(Data records)
+ + +

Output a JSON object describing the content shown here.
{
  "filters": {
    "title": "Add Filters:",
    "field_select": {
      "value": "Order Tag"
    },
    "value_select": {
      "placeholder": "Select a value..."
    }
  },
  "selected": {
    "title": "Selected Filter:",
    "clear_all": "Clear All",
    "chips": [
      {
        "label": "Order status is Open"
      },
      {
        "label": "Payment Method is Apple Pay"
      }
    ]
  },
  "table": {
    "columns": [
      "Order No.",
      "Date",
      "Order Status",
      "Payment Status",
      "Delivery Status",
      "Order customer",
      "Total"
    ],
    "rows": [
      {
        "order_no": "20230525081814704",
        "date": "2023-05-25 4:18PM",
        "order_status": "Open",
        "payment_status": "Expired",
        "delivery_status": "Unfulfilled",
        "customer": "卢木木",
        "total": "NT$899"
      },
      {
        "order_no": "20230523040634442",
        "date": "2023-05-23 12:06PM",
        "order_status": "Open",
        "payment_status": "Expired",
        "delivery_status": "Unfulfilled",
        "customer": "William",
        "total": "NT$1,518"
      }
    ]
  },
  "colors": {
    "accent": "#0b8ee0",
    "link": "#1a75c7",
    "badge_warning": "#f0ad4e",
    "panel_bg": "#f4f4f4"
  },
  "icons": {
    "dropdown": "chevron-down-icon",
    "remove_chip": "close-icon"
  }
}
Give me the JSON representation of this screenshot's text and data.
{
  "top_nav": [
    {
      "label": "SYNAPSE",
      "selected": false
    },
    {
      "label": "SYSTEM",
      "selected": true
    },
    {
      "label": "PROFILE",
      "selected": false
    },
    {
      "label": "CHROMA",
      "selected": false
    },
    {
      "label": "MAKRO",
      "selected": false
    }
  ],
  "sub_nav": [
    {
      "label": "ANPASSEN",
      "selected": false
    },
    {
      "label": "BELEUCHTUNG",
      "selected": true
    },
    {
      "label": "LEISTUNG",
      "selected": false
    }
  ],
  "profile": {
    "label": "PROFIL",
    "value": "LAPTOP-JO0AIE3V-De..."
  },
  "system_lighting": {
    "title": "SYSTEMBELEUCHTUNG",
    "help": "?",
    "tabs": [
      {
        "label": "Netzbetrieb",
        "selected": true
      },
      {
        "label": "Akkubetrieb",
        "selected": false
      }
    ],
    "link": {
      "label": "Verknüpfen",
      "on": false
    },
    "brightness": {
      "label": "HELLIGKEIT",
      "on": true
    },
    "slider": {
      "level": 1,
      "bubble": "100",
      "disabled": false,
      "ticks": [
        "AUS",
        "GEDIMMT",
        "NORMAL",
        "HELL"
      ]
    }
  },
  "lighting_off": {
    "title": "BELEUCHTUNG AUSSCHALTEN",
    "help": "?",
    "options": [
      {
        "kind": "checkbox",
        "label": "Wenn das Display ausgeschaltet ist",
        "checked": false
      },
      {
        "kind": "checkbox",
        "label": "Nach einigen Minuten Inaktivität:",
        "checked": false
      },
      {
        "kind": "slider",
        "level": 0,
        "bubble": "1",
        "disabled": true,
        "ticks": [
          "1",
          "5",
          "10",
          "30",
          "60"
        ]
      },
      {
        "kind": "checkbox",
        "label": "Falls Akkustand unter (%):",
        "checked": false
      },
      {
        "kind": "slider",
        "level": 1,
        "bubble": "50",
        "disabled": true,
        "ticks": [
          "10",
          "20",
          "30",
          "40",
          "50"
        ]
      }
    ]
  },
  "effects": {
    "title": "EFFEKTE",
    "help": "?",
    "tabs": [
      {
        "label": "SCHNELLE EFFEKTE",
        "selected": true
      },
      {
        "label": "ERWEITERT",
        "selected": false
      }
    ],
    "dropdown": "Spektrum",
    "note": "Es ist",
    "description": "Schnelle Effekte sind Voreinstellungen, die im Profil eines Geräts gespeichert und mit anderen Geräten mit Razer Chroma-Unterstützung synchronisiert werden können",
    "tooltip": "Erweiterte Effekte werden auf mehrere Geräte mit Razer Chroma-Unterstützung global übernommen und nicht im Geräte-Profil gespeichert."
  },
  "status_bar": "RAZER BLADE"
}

+ + +

- _WHAT THE TASK REQUIRES_:
Locate and copy each line in the data above that includes the word "customer".

- _CORRECT OUTPUT_:
      "Order customer",
        "customer": "卢木木",
        "customer": "William",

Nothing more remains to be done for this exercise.